Output the material below unchanged, apart from leaving out the pictures.

(Saved entries)

************

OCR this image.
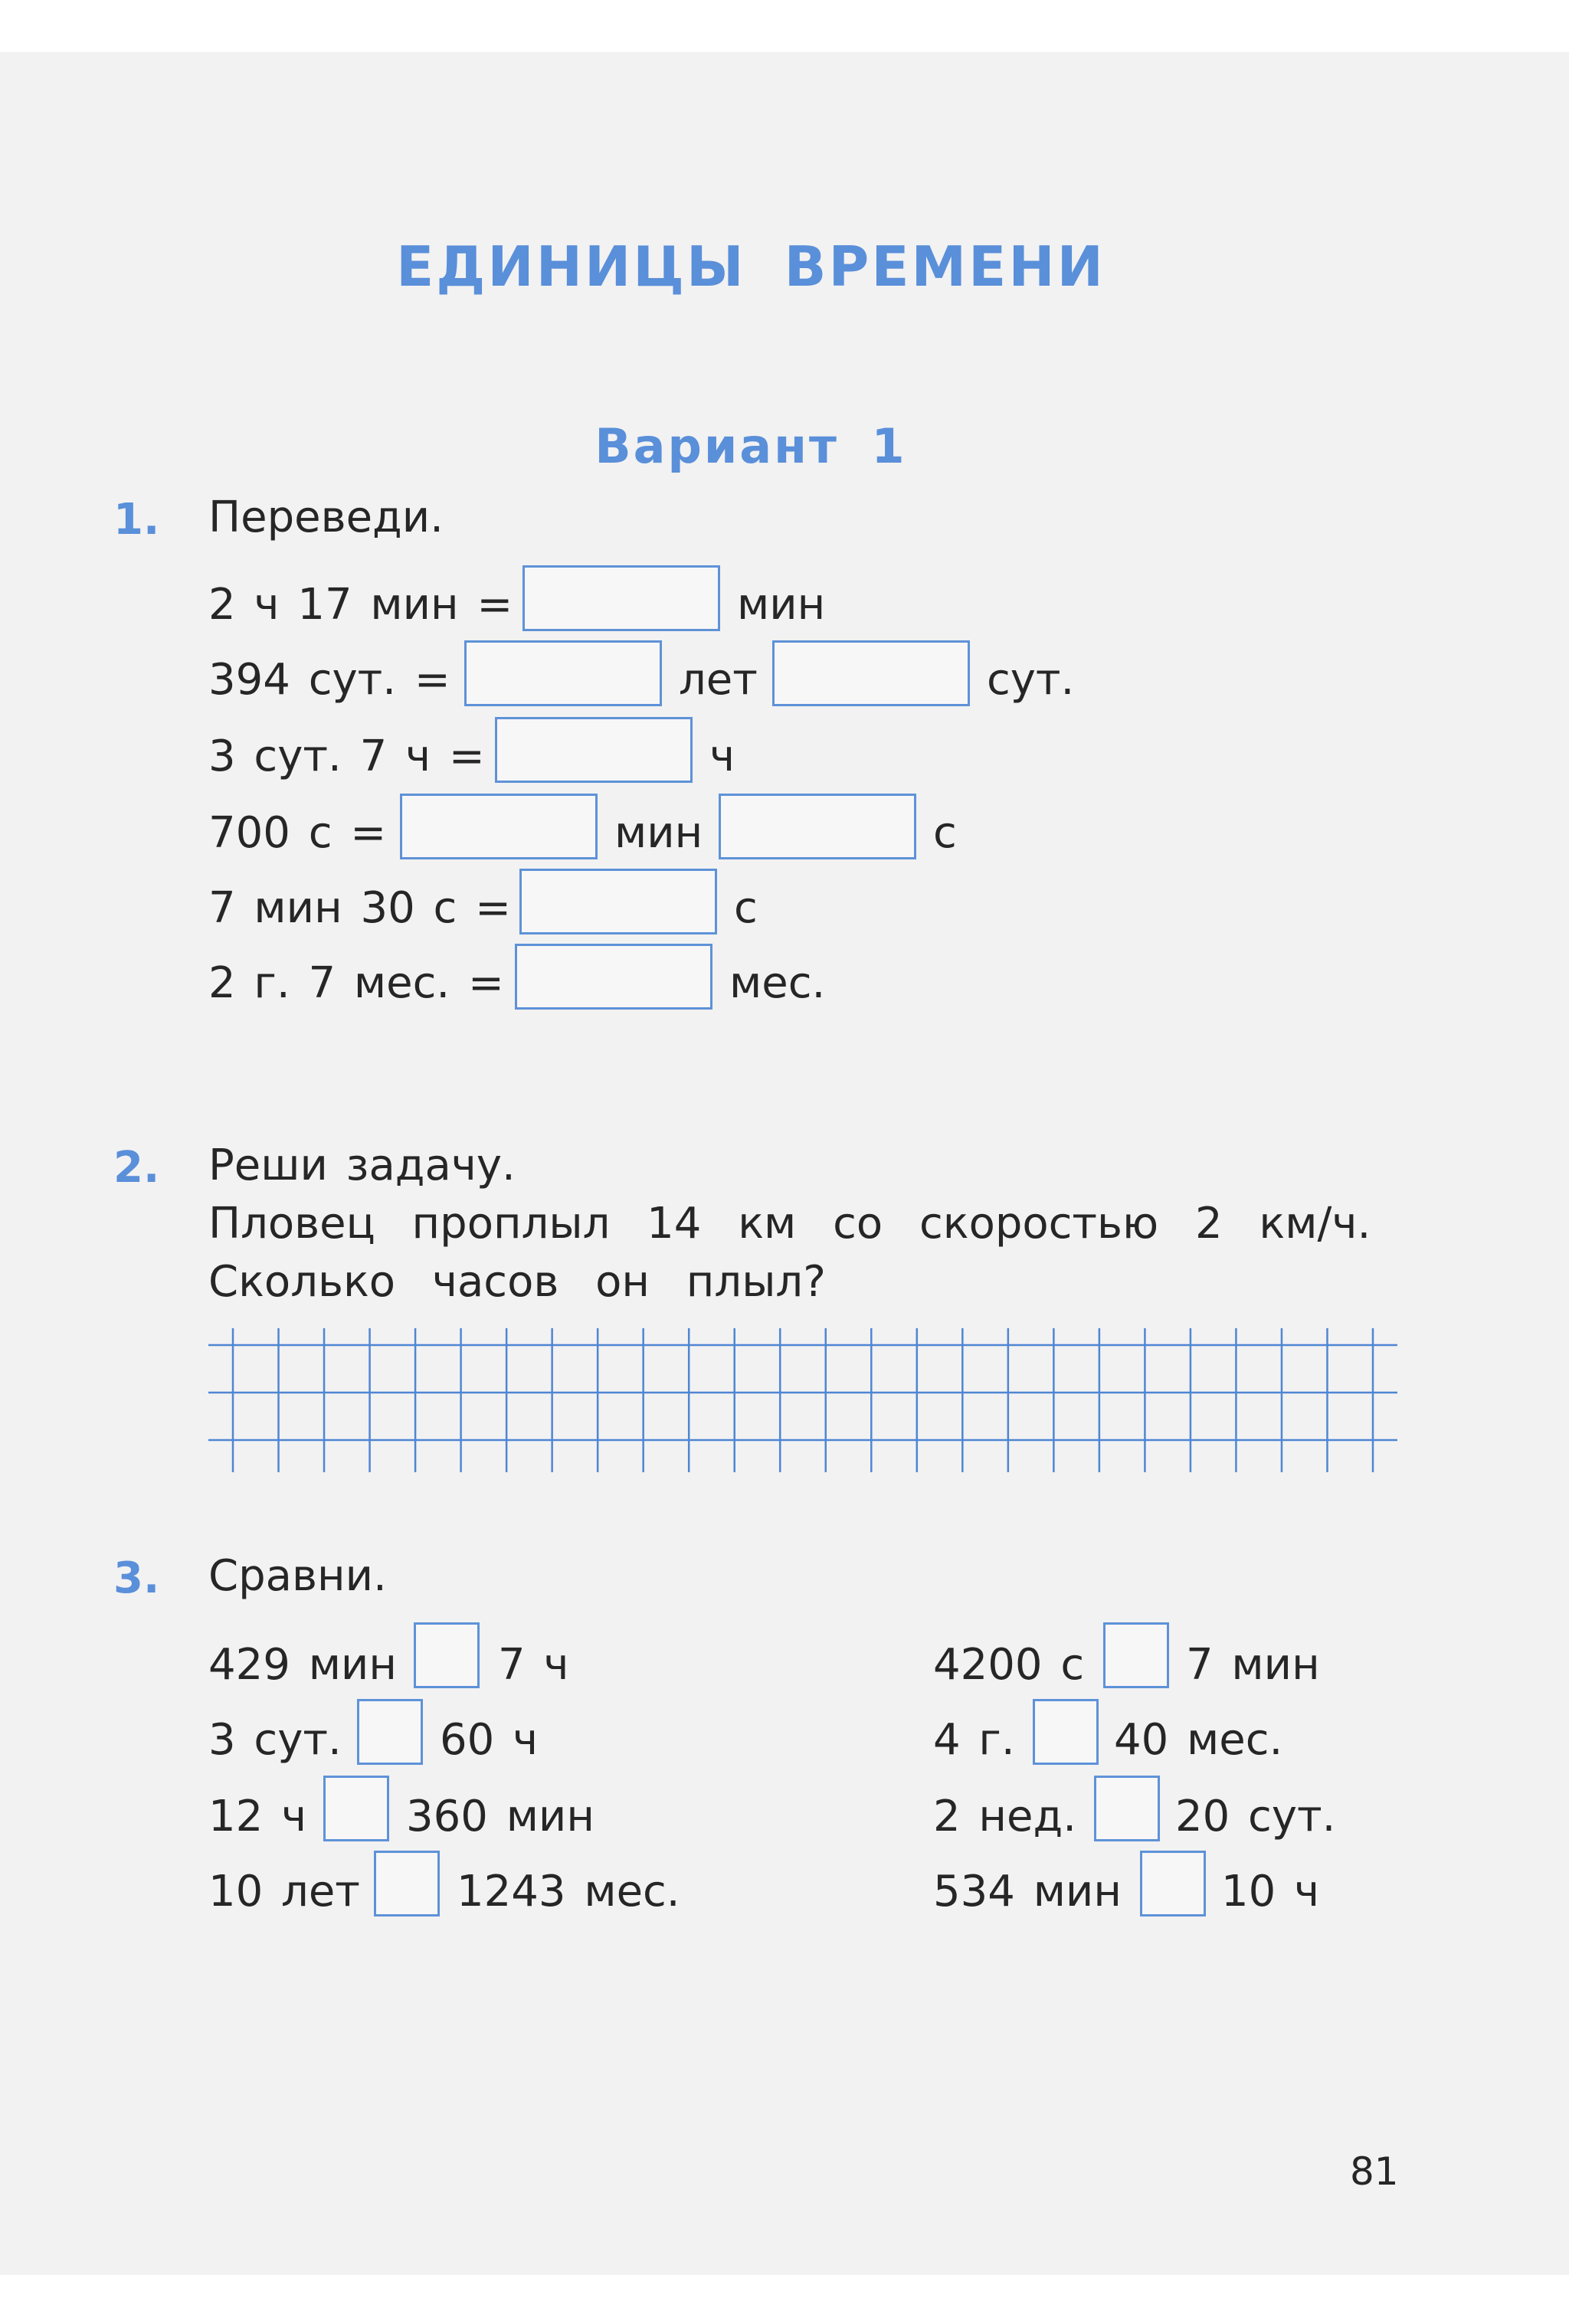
ЕДИНИЦЫ ВРЕМЕНИ
Вариант 1
1. Переведи.
2 ч 17 мин =	мин
394 сут. =	лет	сут.
3 сут. 7 ч =	ч
700 с =	мин	с
7 мин 30 с =	с
2 г. 7 мес. =	мес.
2. Реши задачу.
Пловец проплыл 14 км со скоростью 2 км/ч.
Сколько часов он плыл?
3. Сравни.
429 мин 7 ч
3 сут. 60 ч
12 ч 360 мин
10 лет 1243 мес.
4200 с 7 мин
4 г. 40 мес.
2 нед. 20 сут.
534 мин 10 ч
81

************

§ **In response**
OCR this image.
ЕДИНИЦЫ ВРЕМЕНИ
Вариант 1
1. Переведи.
2 ч 17 мин =	мин
394 сут. =	лет	сут.
3 сут. 7 ч =	ч
700 с =	мин	с
7 мин 30 с =	с
2 г. 7 мес. =	мес.
2. Реши задачу.
Пловец проплыл 14 км со скоростью 2 км/ч.
Сколько часов он плыл?
3. Сравни.
429 мин 7 ч
3 сут. 60 ч
12 ч 360 мин
10 лет 1243 мес.
4200 с 7 мин
4 г. 40 мес.
2 нед. 20 сут.
534 мин 10 ч
81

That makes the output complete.